Copy out the listing below unchanged, from the line holding "sidebar-item-label: 게임 bbox=[62, 492, 86, 507]" to the line holding "sidebar-item-bluetooth[interactable]: Bluetooth 및", both included.

[Start Information given]

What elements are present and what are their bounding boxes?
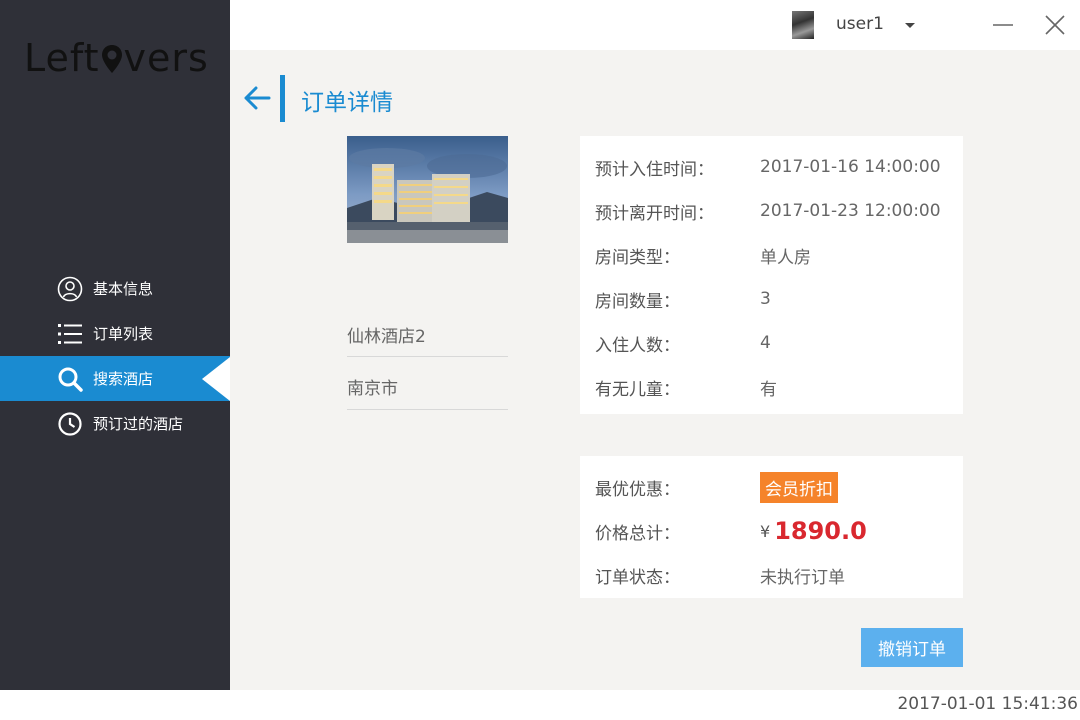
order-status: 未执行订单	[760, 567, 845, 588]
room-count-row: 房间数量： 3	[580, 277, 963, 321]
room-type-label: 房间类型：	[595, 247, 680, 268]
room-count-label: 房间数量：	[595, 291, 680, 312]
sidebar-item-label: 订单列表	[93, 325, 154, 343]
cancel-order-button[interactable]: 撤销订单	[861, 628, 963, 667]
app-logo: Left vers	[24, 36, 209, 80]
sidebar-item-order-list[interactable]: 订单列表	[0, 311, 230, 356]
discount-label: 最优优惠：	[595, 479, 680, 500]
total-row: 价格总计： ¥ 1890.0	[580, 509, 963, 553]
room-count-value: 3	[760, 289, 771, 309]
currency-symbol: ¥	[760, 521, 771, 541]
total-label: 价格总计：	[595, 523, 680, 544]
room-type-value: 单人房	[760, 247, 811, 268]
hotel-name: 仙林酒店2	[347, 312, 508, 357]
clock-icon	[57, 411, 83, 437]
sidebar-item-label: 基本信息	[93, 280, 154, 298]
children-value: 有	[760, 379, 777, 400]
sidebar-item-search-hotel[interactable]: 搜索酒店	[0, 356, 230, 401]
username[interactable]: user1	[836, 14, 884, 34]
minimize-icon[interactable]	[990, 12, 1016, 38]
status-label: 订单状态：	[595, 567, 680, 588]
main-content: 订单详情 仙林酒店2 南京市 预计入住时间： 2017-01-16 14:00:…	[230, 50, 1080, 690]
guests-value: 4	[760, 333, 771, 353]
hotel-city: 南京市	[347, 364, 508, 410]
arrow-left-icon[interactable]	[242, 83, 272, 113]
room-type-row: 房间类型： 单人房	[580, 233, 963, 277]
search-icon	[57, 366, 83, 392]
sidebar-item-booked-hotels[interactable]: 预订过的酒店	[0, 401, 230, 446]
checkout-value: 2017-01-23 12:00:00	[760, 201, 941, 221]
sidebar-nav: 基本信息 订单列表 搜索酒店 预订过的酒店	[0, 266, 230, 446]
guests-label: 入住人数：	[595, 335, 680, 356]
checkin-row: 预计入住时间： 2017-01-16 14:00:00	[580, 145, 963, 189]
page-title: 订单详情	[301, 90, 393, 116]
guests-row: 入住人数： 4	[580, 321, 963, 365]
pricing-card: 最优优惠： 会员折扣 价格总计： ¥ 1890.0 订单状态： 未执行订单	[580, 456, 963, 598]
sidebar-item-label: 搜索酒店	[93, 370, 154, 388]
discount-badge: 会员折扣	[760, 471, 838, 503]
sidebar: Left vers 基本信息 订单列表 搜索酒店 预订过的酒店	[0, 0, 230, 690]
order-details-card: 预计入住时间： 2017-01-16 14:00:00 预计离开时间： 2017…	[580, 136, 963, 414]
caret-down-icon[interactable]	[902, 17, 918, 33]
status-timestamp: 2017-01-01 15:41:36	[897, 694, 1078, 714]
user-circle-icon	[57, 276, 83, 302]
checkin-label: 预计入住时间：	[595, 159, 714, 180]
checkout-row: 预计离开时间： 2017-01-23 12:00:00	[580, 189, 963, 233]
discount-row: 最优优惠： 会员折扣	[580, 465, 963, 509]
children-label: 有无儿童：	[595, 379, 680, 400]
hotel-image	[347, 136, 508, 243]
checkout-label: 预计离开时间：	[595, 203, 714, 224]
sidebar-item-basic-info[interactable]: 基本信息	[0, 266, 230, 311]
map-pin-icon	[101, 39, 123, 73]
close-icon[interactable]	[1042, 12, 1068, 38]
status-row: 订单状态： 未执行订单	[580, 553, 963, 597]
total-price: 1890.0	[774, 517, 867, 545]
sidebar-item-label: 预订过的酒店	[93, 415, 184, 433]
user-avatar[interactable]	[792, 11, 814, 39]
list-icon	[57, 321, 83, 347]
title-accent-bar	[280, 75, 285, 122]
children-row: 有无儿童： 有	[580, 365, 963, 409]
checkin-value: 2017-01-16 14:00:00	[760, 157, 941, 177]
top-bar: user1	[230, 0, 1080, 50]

[End Information given]
[Start Information given]

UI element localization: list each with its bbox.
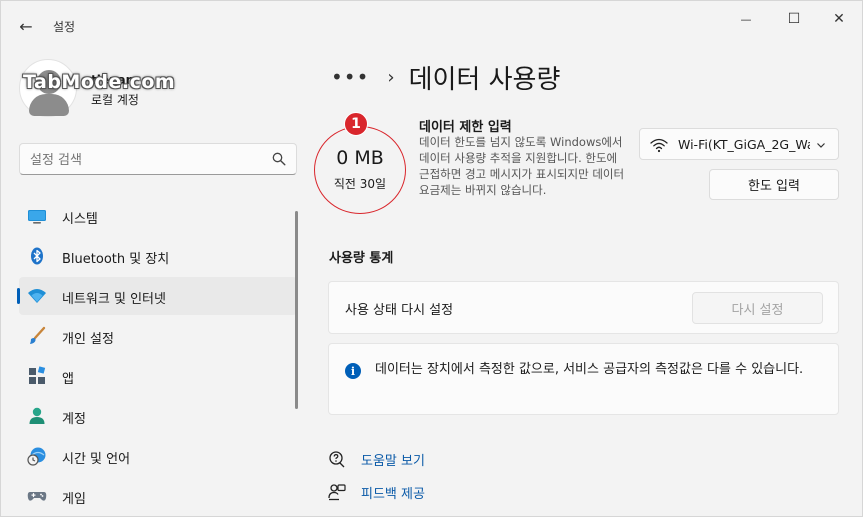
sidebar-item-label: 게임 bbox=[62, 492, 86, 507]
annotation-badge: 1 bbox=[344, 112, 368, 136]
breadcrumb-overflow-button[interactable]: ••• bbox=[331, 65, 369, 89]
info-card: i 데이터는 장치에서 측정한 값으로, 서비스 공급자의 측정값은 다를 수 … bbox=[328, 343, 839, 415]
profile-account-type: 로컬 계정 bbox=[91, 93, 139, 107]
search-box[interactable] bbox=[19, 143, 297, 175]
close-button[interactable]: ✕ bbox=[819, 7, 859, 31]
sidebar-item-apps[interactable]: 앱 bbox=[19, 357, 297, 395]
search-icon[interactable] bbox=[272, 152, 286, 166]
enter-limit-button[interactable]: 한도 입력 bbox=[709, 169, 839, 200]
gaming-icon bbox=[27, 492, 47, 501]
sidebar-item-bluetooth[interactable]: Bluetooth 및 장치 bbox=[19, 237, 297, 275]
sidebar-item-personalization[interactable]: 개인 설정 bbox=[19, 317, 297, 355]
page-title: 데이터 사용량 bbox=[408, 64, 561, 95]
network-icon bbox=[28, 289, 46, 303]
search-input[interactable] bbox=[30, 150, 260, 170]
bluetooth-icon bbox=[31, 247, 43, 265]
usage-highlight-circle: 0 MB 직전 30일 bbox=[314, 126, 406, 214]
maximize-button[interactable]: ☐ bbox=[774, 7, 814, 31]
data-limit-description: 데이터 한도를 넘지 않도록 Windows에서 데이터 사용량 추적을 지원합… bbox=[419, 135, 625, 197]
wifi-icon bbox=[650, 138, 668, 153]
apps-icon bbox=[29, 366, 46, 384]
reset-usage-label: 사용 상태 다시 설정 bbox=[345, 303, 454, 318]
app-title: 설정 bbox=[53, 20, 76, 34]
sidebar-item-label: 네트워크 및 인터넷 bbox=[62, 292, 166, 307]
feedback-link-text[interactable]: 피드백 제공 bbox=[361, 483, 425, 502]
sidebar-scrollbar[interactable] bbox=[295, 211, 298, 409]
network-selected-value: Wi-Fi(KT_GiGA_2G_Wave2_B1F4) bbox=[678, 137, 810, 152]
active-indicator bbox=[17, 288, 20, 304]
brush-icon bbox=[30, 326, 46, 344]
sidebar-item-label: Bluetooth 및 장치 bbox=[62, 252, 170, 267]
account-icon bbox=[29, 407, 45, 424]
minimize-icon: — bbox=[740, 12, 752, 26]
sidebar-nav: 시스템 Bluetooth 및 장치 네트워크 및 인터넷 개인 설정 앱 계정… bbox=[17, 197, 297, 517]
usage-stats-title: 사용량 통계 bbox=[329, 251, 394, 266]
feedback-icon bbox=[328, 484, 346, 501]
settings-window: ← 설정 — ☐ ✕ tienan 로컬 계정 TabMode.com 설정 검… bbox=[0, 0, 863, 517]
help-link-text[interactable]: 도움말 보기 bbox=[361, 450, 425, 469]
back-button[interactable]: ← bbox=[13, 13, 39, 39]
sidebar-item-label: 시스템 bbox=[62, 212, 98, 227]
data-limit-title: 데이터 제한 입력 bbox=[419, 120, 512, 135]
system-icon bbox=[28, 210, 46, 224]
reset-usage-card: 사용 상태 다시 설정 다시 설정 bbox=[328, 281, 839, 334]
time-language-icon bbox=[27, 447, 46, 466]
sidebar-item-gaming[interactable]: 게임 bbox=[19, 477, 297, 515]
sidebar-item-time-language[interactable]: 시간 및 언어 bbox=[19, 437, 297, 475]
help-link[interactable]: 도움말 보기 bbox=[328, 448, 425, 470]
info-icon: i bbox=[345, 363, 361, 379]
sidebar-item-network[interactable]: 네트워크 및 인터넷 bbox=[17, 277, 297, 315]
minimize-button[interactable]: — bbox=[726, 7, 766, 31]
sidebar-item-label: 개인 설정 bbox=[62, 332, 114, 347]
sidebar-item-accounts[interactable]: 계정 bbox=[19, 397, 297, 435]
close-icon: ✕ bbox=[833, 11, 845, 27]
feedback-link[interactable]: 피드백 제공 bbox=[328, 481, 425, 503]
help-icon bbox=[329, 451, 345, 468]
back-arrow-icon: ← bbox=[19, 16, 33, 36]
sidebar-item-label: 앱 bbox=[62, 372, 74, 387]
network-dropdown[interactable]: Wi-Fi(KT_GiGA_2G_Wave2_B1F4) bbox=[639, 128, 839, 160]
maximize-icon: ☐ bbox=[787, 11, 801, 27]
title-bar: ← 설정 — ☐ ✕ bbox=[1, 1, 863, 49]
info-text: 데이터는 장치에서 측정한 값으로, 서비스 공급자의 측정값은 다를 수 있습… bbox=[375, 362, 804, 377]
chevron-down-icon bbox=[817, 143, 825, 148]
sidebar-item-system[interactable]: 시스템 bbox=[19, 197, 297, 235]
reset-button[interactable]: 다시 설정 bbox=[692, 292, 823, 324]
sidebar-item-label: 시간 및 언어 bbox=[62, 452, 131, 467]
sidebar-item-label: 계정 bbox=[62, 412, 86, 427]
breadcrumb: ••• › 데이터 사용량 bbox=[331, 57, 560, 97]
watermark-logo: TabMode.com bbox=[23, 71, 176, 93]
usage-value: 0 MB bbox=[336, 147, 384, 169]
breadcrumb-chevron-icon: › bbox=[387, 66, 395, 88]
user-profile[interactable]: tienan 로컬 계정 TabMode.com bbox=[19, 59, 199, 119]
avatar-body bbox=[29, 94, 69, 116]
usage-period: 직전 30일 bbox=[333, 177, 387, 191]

[End Information given]
[Start Information given]

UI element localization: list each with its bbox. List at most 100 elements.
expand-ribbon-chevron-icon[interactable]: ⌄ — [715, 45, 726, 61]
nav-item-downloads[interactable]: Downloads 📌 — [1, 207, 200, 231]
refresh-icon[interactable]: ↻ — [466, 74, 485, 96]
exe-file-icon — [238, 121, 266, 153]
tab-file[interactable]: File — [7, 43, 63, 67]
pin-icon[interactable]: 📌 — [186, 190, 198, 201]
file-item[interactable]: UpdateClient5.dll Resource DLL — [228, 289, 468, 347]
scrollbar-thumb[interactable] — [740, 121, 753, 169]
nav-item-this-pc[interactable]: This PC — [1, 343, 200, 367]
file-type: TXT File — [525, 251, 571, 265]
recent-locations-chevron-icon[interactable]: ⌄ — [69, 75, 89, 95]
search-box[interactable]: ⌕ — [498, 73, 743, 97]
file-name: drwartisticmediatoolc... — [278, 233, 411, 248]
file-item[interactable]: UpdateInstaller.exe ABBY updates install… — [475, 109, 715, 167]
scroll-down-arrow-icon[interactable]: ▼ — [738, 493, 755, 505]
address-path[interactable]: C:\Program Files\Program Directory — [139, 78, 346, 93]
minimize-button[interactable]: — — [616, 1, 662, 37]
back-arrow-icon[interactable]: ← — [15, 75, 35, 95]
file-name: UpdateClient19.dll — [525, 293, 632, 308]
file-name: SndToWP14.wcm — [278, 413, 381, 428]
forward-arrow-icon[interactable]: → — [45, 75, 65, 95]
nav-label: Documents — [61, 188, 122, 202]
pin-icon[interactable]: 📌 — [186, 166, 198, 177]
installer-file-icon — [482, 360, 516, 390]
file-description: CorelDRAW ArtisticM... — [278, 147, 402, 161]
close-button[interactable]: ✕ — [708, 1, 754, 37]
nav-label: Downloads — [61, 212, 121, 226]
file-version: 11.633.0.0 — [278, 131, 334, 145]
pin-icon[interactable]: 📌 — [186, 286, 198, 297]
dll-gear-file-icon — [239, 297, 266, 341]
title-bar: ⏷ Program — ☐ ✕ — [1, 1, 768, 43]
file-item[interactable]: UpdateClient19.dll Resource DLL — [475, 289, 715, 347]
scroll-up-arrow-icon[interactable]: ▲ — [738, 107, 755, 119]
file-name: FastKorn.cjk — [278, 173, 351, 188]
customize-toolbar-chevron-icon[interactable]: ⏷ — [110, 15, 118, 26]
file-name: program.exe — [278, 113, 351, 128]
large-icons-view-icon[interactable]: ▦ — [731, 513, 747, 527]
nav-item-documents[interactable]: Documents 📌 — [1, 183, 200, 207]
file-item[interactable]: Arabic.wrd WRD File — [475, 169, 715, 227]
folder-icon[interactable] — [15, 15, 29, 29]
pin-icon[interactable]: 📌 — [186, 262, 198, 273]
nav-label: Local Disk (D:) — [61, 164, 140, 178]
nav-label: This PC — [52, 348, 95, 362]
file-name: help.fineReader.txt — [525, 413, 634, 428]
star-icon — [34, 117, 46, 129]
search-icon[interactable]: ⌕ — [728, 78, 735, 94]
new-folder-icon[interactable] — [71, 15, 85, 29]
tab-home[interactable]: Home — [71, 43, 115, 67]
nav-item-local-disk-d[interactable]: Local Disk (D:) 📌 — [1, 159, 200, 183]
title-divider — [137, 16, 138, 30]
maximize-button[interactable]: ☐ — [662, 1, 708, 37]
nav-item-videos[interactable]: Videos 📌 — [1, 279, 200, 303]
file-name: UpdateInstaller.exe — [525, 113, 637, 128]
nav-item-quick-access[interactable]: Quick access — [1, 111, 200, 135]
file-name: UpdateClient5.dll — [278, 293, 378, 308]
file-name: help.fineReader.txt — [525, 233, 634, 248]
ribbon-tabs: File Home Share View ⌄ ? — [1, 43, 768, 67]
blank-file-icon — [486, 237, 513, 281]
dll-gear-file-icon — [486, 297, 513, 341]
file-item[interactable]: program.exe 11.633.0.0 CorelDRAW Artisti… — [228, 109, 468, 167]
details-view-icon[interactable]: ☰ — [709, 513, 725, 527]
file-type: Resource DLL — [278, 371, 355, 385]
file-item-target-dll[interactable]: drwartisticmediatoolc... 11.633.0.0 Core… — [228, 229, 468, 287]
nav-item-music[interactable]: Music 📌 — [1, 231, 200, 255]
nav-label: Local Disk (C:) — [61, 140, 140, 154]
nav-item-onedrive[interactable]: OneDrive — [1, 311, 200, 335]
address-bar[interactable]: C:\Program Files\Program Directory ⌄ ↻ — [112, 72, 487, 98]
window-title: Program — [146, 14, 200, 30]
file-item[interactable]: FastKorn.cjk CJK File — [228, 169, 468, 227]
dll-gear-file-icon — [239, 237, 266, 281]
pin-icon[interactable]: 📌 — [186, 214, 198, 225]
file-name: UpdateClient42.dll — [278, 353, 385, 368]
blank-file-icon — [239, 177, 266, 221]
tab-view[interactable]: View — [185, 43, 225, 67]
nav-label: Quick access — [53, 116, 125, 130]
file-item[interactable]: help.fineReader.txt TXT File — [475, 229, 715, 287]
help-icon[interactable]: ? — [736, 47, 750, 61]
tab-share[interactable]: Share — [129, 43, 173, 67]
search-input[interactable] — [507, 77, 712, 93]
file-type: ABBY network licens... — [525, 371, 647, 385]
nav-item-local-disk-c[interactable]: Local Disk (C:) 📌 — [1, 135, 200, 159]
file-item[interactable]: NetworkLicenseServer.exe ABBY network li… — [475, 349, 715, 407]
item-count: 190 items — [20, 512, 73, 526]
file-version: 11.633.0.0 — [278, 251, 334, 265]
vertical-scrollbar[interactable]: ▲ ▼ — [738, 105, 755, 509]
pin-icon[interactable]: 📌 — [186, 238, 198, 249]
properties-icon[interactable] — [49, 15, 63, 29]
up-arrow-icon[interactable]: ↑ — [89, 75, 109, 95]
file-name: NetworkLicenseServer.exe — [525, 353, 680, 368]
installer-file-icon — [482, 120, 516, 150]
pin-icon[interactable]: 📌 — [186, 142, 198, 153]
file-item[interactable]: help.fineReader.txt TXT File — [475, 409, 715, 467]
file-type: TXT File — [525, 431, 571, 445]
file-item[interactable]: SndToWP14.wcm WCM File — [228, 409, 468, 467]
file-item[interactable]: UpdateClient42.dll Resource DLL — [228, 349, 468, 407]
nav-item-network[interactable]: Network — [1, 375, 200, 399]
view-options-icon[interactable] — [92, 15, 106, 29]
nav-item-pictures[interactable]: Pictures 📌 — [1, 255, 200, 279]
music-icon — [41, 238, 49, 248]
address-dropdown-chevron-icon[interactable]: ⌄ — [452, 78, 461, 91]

[End Information given]

> [Output of the exercise]:
sidebar-item-label: 게임 bbox=[62, 492, 86, 507]
annotation-badge: 1 bbox=[344, 112, 368, 136]
breadcrumb-overflow-button[interactable]: ••• bbox=[331, 65, 369, 89]
info-card: i 데이터는 장치에서 측정한 값으로, 서비스 공급자의 측정값은 다를 수 … bbox=[328, 343, 839, 415]
profile-account-type: 로컬 계정 bbox=[91, 93, 139, 107]
search-box[interactable] bbox=[19, 143, 297, 175]
close-button[interactable]: ✕ bbox=[819, 7, 859, 31]
sidebar-item-apps[interactable]: 앱 bbox=[19, 357, 297, 395]
search-icon[interactable] bbox=[272, 152, 286, 166]
enter-limit-button[interactable]: 한도 입력 bbox=[709, 169, 839, 200]
gaming-icon bbox=[27, 492, 47, 501]
sidebar-item-bluetooth[interactable]: Bluetooth 및 장치 bbox=[19, 237, 297, 275]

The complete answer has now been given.